■ **Exercises to complete**
1: According to the Silk Road passage, in what year did Bartolomeu Dias discover a sea route around the Cape of Good Hope?
2: List every century that the Silk Road passage mentions by name.
3: From the Silk Road passage, extract the part starting with "For a long time, China" and going on through "their hollow canes.", unchanged.

■ **Reading passage**
========================================

For a long time, China was the only country that exported silk. Its production process remained a carefully guarded national secret – until the fifth century, when the secret leaked out. According to legend, a Chinese princess was given in marriage to the ruler of Khotan, where the secret of silk was unknown. But she hid the eggs of the silk moth and the seeds of the mulberry tree (on which the moth and the silkworms fed) in her headdress and took them with her. The silk production process thus became known outside China and slowly made its way to western countries, enabling them to make silk of their own. According to another legend, two Christian monks brought around 550 silk moth eggs to Byzantium by concealing them in their hollow canes.

The end of the Silk Road

The conquest of Central Asia by the Mongols under Genghis Khan ushered in the region's last golden age, as part of a vast, centrally controlled empire and continued well into the fourteenth century, despite the fact that the Mongol Empire was separated into minor principalities. In the fifteenth century, China's Ming Dynasty stopped exporting silk. The maritime roads along the coasts in the Indian and Pacific oceans was known since antiquity, but it developed rapidly after 1488 when the Portuguese explorer Bartolomeu Dias discovered a sea route around the Cape of Good Hope, which soon replaced trade routes on land. The rise of companies for maritime trade, such as the Dutch East India Company (VOC), brought the story of the overland Silk Road to an end. By this time, Islamic culture was for a long time dominant in Central Asia, and the mosques and mausoleums along the Silk Road could be recognized by the blue colour of their domes and outer walls.

========================================

■ **Provided data**
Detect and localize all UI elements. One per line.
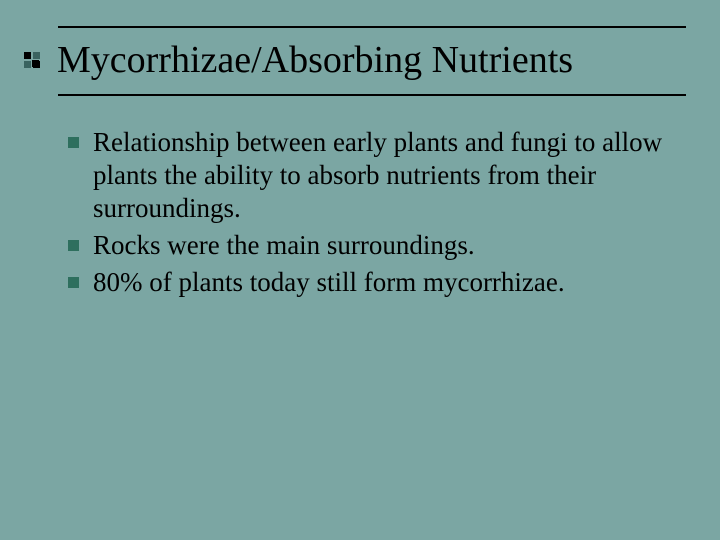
bullet-text: Relationship between early plants and fu…	[93, 126, 666, 225]
rule-top	[58, 26, 686, 28]
bullet-text: Rocks were the main surroundings.	[93, 229, 475, 262]
square-bullet-icon	[68, 277, 79, 288]
square-bullet-icon	[68, 137, 79, 148]
slide: Mycorrhizae/Absorbing Nutrients Relation…	[0, 0, 720, 540]
square-bullet-icon	[68, 240, 79, 251]
title-bullet-icon	[24, 52, 39, 68]
rule-bottom	[58, 94, 686, 96]
list-item: 80% of plants today still form mycorrhiz…	[68, 266, 666, 299]
slide-body: Relationship between early plants and fu…	[68, 126, 666, 299]
list-item: Relationship between early plants and fu…	[68, 126, 666, 225]
slide-title: Mycorrhizae/Absorbing Nutrients	[57, 38, 573, 82]
title-row: Mycorrhizae/Absorbing Nutrients	[24, 38, 696, 82]
bullet-text: 80% of plants today still form mycorrhiz…	[93, 266, 565, 299]
list-item: Rocks were the main surroundings.	[68, 229, 666, 262]
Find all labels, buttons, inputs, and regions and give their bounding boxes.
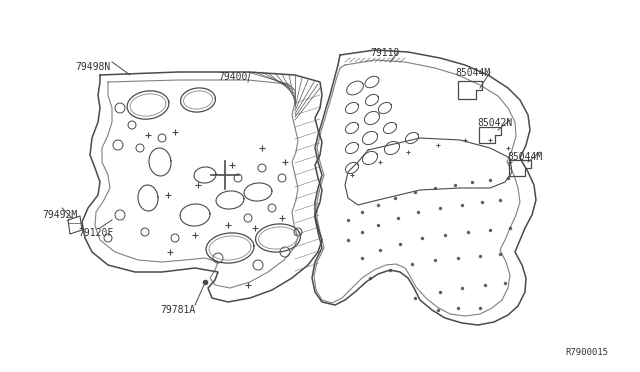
Text: 79492M: 79492M [42,210,77,220]
Text: 85044M: 85044M [507,152,542,162]
Text: 79498N: 79498N [75,62,110,72]
Text: 85042N: 85042N [477,118,512,128]
Text: 85044M: 85044M [455,68,490,78]
Text: 79781A: 79781A [160,305,195,315]
Text: 79120F: 79120F [78,228,113,238]
Text: 79110: 79110 [370,48,399,58]
Text: 79400: 79400 [218,72,248,82]
Text: R7900015: R7900015 [565,348,608,357]
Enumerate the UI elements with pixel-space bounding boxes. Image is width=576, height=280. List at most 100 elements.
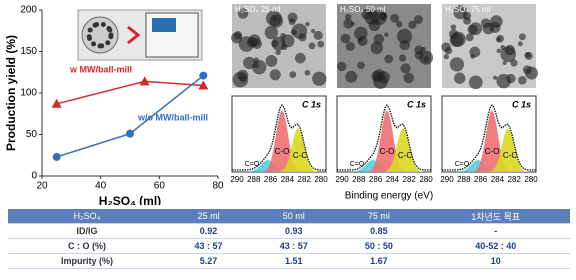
table-row: Impurity (%) 5.27 1.51 1.67 10 [8,253,570,269]
table-cell: - [421,223,570,239]
table-cell: 50 : 50 [336,238,422,254]
x-tick-label: 60 [154,181,166,192]
xps-tick-label: 280 [524,175,538,184]
sem-particle [271,40,279,48]
sem-particle [450,24,457,30]
sem-particle [269,69,281,81]
sem-particle [500,44,506,50]
xps-axis-label: Binding energy (eV) [345,191,433,202]
figure: 0 50 100 150 200 20 40 60 80 H₂SO₄ (ml) Production… [4,4,538,205]
xps-envelope [442,104,537,171]
sem-particle [345,41,355,51]
table-row: H₂SO₄ 25 ml 50 ml 75 ml 1차년도 목표 [8,209,570,224]
xps-tick-label: 284 [386,175,400,184]
sem-particle [288,18,296,26]
sem-particle [421,46,426,52]
table-cell: ID/IG [8,223,166,239]
table-cell: 43 : 57 [251,238,337,254]
sem-particle [449,57,465,72]
sem-particle [504,44,516,56]
sem-particle [345,70,358,83]
marker [51,98,62,108]
peak-label: C-O [380,147,395,156]
sem-particle [492,75,498,80]
xps-tick-label: 288 [457,175,471,184]
x-tick-label: 40 [95,181,107,192]
ball [100,22,106,28]
sem-particle [496,34,505,43]
table-cell: 75 ml [336,209,422,224]
ball [86,34,92,40]
peak-label: C=O [350,161,365,168]
x-axis-label: H₂SO₄ (ml) [99,194,161,205]
table-cell: 43 : 57 [166,238,252,254]
xps-tick-label: 288 [247,175,261,184]
y-tick-label: 150 [20,46,37,57]
sem-particle [312,71,327,86]
sem-particle [408,20,417,29]
sem-particle [308,42,316,50]
summary-table: H₂SO₄ 25 ml 50 ml 75 ml 1차년도 목표 ID/IG 0.92 0.93… [8,209,570,269]
peak-label: C-C [503,151,517,160]
xps-tick-label: 286 [264,175,278,184]
sem-particle [305,21,310,27]
table-cell: Impurity (%) [8,253,166,269]
marker [199,71,208,80]
sem-particle [269,14,284,28]
xps-tick-label: 280 [419,175,433,184]
ball [91,41,97,47]
sem-particle [368,19,381,32]
sem-particle [252,60,267,75]
sem-particle [310,28,316,34]
sem-particle [496,73,511,89]
sem-particle [465,33,474,42]
sem-particle [317,40,325,48]
sem-particle [453,72,466,84]
sem-particle [345,13,352,21]
xps-tick-label: 284 [281,175,295,184]
xps-peak [232,110,326,172]
arrow [127,25,141,45]
table-cell: 0.92 [166,223,252,239]
sem-particle [370,41,383,55]
sem-particle [304,69,311,76]
xps-tick-label: 282 [298,175,312,184]
x-tick-label: 80 [212,181,224,192]
sem-particle [517,75,527,85]
sem-particle [231,32,243,44]
marker [126,129,134,138]
xps-tick-label: 288 [352,175,366,184]
x-tick-label: 20 [36,181,48,192]
sem-particle [340,33,351,44]
sem-particle [399,54,407,62]
ball [97,43,103,49]
marker [139,76,150,86]
ball [94,22,100,28]
peak-label: C-O [275,147,290,156]
sem-particle [518,33,526,41]
sem-label: H₂SO₄ 25 ml [235,5,281,14]
ball [107,27,113,33]
table-cell: 1.67 [336,253,422,269]
sem-particle [502,60,507,66]
peak-label: C-C [398,151,412,160]
sem-particle [423,56,430,63]
series-label: w MW/ball-mill [69,64,132,74]
sem-particle [470,53,476,59]
xps-envelope [232,104,327,171]
sem-particle [384,32,389,37]
xps-tick-label: 282 [403,175,417,184]
table-cell: 5.27 [166,253,252,269]
ball [105,40,111,46]
sem-particle [510,59,518,67]
sem-particle [343,18,354,29]
ball [108,34,114,40]
sem-particle [313,30,323,41]
xps-peak [337,110,431,172]
marker [52,152,61,161]
table-cell: 25 ml [166,209,252,224]
sem-particle [468,75,483,90]
sem-particle [396,20,403,28]
xps-envelope [337,104,432,171]
table-cell: C : O (%) [8,238,166,254]
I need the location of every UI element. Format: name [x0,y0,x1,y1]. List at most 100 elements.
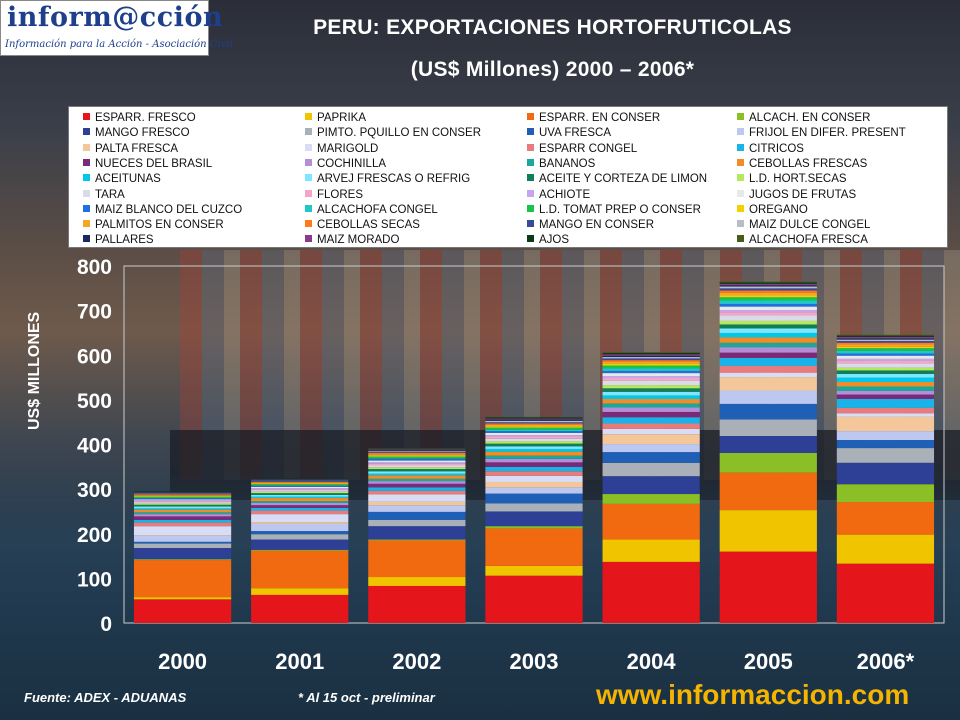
bar-segment [602,539,700,562]
legend-label: PALTA FRESCA [95,142,179,155]
y-tick-label: 800 [77,256,112,279]
bar-segment [251,483,349,485]
bar-segment [251,481,349,482]
legend-swatch [83,128,90,136]
bar-segment [485,424,583,427]
bar-segment [485,503,583,512]
bar-segment [836,416,935,432]
x-tick-label: 2004 [627,649,677,674]
bar-segment [485,420,583,423]
bar-segment [602,398,700,404]
bar-segment [602,355,700,358]
bar-segment [251,588,349,595]
legend-swatch [83,143,90,151]
bar-segment [485,422,583,424]
bar-segment [836,355,935,359]
legend-swatch [305,143,312,151]
bar-segment [368,501,466,506]
bar-segment [251,534,349,540]
legend-entry: ACEITE Y CORTEZA DE LIMON [527,172,707,186]
bar-segment [485,427,583,430]
bar-segment [836,350,935,354]
bar-segment [836,335,935,337]
bar-segment [602,503,700,540]
bar-segment [251,594,349,623]
bar-segment [836,370,935,374]
bar-segment [368,526,466,540]
bar-segment [133,516,232,520]
bar-segment [368,462,466,464]
bar-segment [719,472,817,511]
legend-swatch [305,174,312,182]
bar-segment [836,336,935,339]
legend-label: ALCACHOFA CONGEL [317,203,438,216]
bar-segment [602,417,700,424]
legend-swatch [527,143,534,151]
legend-swatch [83,220,90,228]
bar-segment [251,550,349,589]
bar-segment [251,491,349,494]
legend-label: PALLARES [95,234,154,247]
legend-swatch [305,235,312,243]
legend-label: ARVEJ FRESCAS O REFRIG [317,173,471,186]
bar-segment [485,451,583,456]
bar-segment [485,436,583,439]
legend-label: PALMITOS EN CONSER [95,219,224,232]
bar-segment [251,486,349,489]
bar-segment [719,324,817,329]
legend-label: ACEITUNAS [95,173,161,186]
bar-segment [836,386,935,391]
bar-segment [719,282,817,284]
legend-swatch [527,220,534,228]
legend-label: PAPRIKA [317,112,366,124]
legend-swatch [737,143,744,151]
legend-swatch [737,189,744,197]
bar-segment [251,496,349,499]
bar-segment [836,431,935,441]
legend-entry: BANANOS [527,157,595,171]
bar-segment [719,372,817,378]
bar-segment [719,419,817,437]
legend-entry: MANGO EN CONSER [527,218,654,232]
bar-segment [251,489,349,491]
bar-segment [133,496,232,499]
legend-entry: ESPARR. EN CONSER [527,111,660,125]
bar-segment [836,338,935,340]
legend-swatch [527,189,534,197]
chart-title-line1: PERU: EXPORTACIONES HORTOFRUTICOLAS [313,16,792,39]
bar-segment [368,481,466,484]
bar-segment [719,377,817,391]
bar-segment [485,426,583,428]
legend-swatch [83,204,90,212]
bar-segment [719,310,817,313]
bar-segment [602,452,700,463]
bar-segment [485,462,583,467]
legend-label: MARIGOLD [317,142,379,155]
bar-segment [602,361,700,364]
bar-segment [602,411,700,418]
bar-segment [602,476,700,495]
bar-segment [368,450,466,452]
legend-entry: ALCACHOFA FRESCA [737,233,868,247]
website-link[interactable]: www.informaccion.com [596,679,910,710]
legend-swatch [737,235,744,243]
legend-swatch [737,128,744,136]
bar-segment [133,492,232,494]
bar-segment [602,357,700,359]
bar-segment [368,456,466,459]
bar-segment [602,365,700,369]
bar-segment [485,565,583,576]
legend-entry: NUECES DEL BRASIL [83,157,212,171]
legend-label: FLORES [317,188,364,201]
bar-segment [719,347,817,353]
bar-segment [602,407,700,412]
bar-segment [602,360,700,362]
bar-segment [368,454,466,456]
bar-segment [368,487,466,491]
bar-segment [368,448,466,450]
bar-segment [485,419,583,421]
bar-segment [485,446,583,449]
legend-swatch [305,113,312,120]
bar-segment [719,312,817,316]
y-tick-label: 100 [77,568,112,591]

========================================

■ **Solutions**
1: 1488

2:
- fifth century
- fourteenth century
- fifteenth century

3:
For a long time, China was the only country that exported silk. Its production process remained a carefully guarded national secret – until the fifth century, when the secret leaked out. According to legend, a Chinese princess was given in marriage to the ruler of Khotan, where the secret of silk was unknown. But she hid the eggs of the silk moth and the seeds of the mulberry tree (on which the moth and the silkworms fed) in her headdress and took them with her. The silk production process thus became known outside China and slowly made its way to western countries, enabling them to make silk of their own. According to another legend, two Christian monks brought around 550 silk moth eggs to Byzantium by concealing them in their hollow canes.